> _Written request_
Gather the lines that hold the string "Front".

▬▬▬▬▬▬

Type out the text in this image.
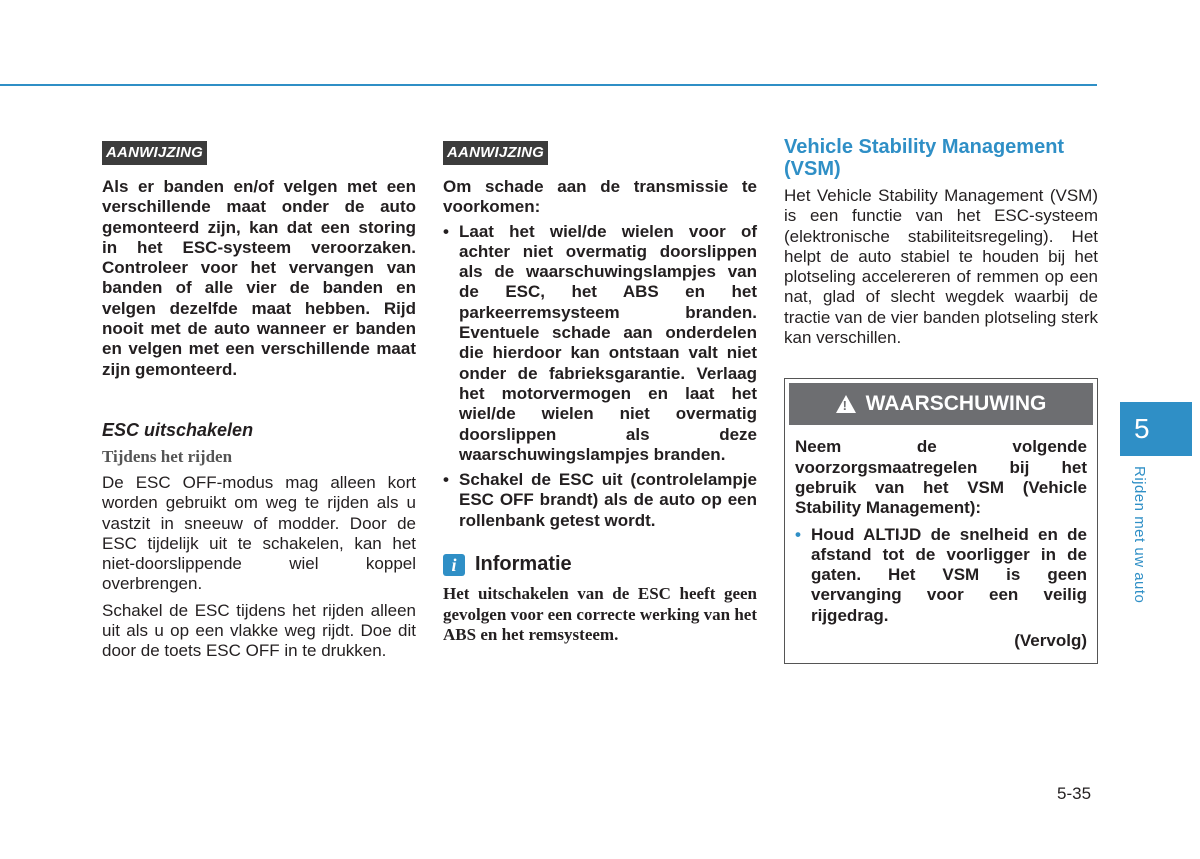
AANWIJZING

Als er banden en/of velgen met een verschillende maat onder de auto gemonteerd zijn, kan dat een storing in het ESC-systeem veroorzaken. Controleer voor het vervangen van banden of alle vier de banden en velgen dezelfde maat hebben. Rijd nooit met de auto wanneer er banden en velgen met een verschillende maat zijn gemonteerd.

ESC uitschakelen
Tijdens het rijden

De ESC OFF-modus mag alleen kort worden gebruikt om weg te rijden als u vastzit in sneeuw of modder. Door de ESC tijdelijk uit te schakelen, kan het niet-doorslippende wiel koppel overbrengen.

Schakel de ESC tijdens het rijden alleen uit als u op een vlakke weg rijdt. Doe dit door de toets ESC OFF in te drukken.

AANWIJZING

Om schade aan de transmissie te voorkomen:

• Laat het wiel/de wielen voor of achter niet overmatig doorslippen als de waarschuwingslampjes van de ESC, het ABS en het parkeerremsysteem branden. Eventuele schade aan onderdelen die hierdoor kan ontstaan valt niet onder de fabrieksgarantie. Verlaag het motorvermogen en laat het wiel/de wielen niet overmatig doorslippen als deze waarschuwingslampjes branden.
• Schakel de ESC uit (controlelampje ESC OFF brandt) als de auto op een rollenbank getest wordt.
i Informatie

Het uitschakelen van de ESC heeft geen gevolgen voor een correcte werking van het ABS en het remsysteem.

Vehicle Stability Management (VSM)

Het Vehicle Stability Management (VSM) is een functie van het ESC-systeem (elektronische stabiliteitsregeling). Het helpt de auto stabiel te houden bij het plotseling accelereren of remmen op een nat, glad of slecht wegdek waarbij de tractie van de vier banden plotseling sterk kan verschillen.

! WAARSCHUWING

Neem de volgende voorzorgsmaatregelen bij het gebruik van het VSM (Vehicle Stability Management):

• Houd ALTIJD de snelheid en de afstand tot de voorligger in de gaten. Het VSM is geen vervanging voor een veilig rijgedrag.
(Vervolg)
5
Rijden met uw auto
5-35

▬▬▬▬▬▬

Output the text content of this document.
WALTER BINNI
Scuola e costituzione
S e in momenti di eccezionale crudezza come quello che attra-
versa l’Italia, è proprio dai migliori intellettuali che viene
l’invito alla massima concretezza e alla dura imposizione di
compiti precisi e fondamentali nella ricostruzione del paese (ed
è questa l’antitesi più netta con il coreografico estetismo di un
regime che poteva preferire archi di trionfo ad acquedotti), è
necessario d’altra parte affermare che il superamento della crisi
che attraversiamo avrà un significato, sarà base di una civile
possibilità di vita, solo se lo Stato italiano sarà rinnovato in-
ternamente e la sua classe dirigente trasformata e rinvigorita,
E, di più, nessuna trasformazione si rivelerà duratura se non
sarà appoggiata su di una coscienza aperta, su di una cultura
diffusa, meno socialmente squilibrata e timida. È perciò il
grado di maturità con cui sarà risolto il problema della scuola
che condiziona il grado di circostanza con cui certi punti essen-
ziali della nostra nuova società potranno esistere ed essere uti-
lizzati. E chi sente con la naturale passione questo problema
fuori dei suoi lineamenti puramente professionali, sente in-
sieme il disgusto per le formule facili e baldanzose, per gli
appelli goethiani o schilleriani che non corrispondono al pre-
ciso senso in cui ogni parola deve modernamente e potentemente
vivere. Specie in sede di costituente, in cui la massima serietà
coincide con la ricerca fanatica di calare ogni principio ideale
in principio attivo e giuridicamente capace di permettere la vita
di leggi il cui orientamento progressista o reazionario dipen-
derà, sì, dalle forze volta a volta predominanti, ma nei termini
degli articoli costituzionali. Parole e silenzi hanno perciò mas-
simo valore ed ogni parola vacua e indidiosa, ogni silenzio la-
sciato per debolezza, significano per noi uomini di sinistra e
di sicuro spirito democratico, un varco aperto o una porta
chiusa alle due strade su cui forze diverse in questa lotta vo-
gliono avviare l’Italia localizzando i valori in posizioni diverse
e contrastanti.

▬▬▬▬▬▬

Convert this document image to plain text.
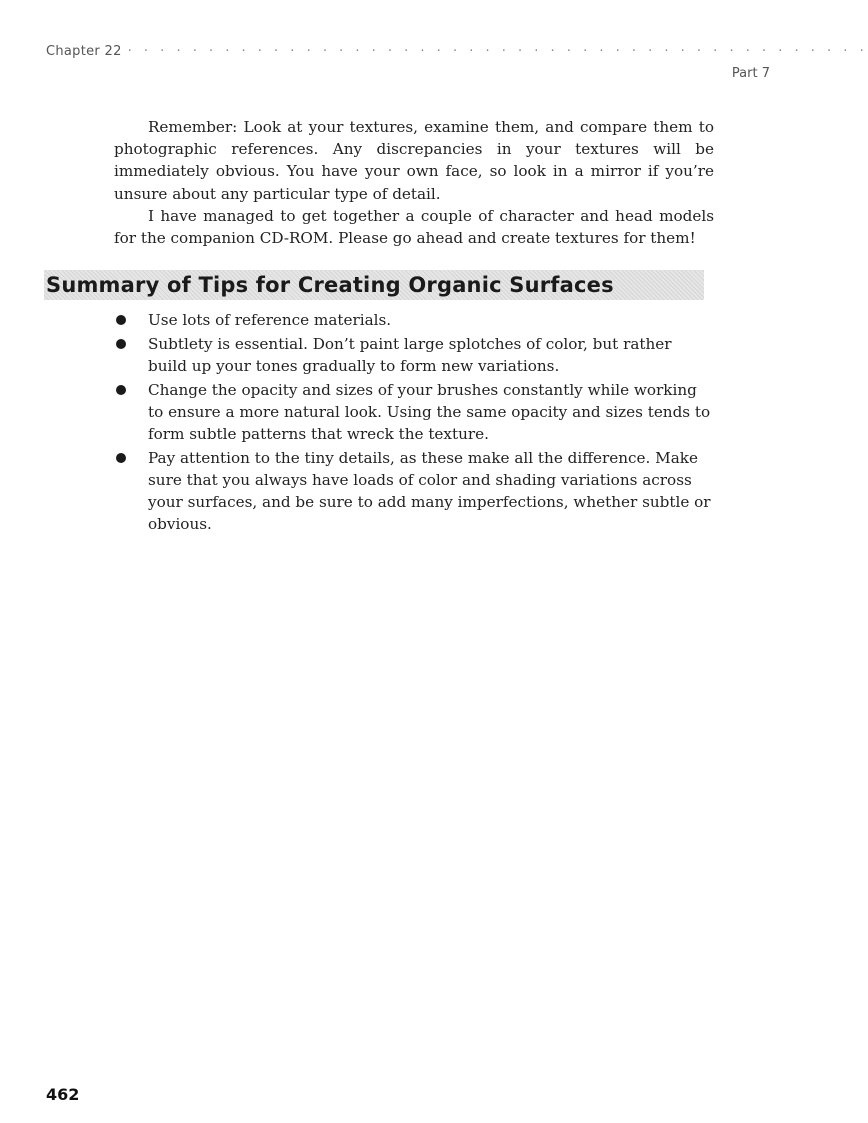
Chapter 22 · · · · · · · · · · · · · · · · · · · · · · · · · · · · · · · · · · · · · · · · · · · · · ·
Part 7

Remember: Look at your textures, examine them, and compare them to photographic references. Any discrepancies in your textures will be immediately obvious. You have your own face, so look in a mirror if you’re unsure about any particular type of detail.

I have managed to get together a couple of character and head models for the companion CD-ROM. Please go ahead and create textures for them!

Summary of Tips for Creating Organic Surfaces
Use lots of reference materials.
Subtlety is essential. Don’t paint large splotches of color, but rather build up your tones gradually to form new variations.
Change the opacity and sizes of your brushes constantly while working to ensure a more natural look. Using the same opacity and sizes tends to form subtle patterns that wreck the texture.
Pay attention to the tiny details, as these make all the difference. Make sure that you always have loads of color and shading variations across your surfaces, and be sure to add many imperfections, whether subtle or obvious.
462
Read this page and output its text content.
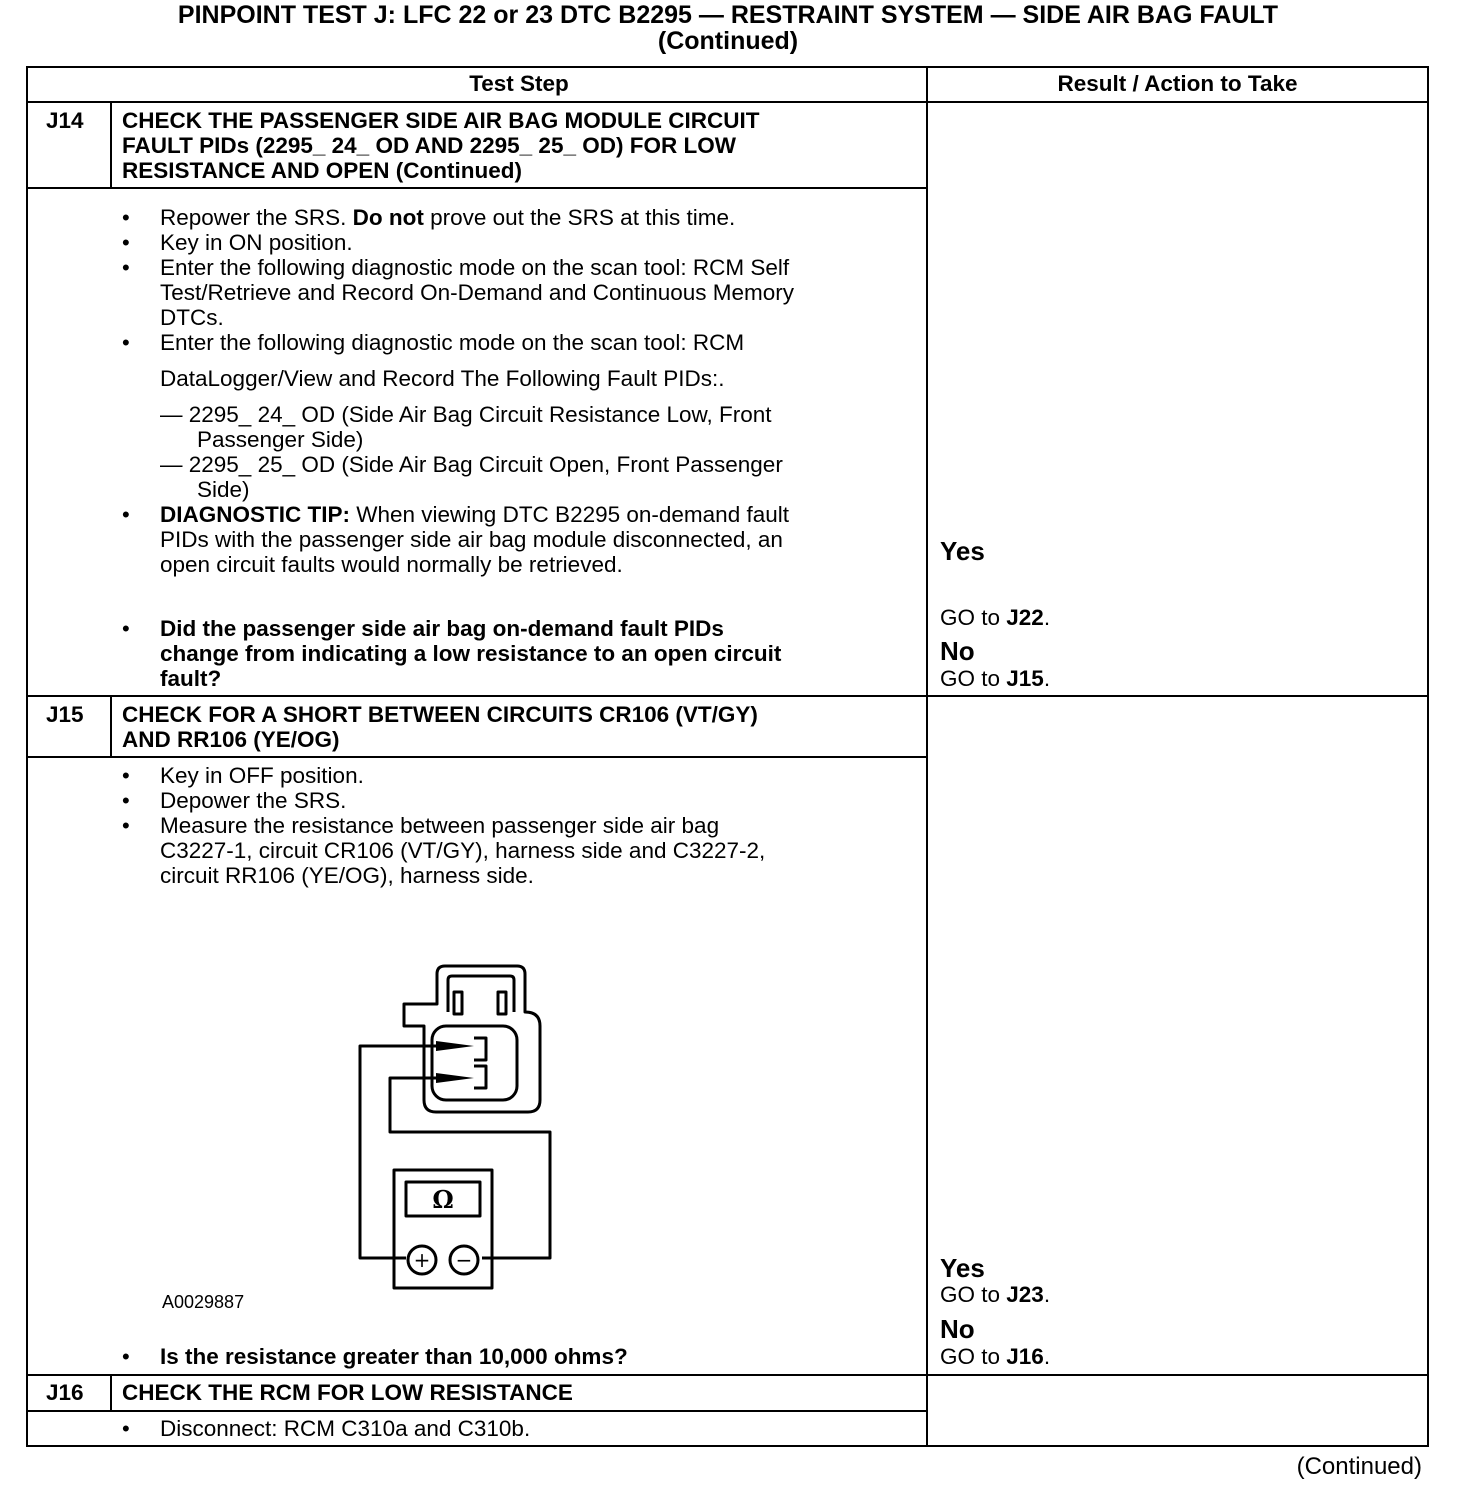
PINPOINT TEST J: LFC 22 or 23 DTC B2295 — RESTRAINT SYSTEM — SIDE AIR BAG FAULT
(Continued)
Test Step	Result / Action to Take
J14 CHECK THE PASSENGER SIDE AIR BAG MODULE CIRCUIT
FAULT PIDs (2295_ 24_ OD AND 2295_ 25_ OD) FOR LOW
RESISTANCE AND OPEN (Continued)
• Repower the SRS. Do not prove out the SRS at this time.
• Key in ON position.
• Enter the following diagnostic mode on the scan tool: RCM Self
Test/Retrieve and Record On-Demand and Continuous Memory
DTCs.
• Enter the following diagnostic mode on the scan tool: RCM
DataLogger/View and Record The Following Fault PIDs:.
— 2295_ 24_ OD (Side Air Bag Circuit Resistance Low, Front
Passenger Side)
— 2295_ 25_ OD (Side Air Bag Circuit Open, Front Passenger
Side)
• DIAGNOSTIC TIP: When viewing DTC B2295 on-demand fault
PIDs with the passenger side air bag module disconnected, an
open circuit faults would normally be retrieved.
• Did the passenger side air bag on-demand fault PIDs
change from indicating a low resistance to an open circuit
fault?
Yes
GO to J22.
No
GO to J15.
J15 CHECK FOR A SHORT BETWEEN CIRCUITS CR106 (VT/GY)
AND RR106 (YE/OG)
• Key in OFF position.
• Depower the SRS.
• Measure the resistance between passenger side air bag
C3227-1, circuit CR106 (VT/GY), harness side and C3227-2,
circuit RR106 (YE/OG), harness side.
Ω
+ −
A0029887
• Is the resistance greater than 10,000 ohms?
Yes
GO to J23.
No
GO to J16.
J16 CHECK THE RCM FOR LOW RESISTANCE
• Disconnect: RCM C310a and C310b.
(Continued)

▬▬▬▬▬▬

> _Answer_
— 2295_ 24_ OD (Side Air Bag Circuit Resistance Low, Front
— 2295_ 25_ OD (Side Air Bag Circuit Open, Front Passenger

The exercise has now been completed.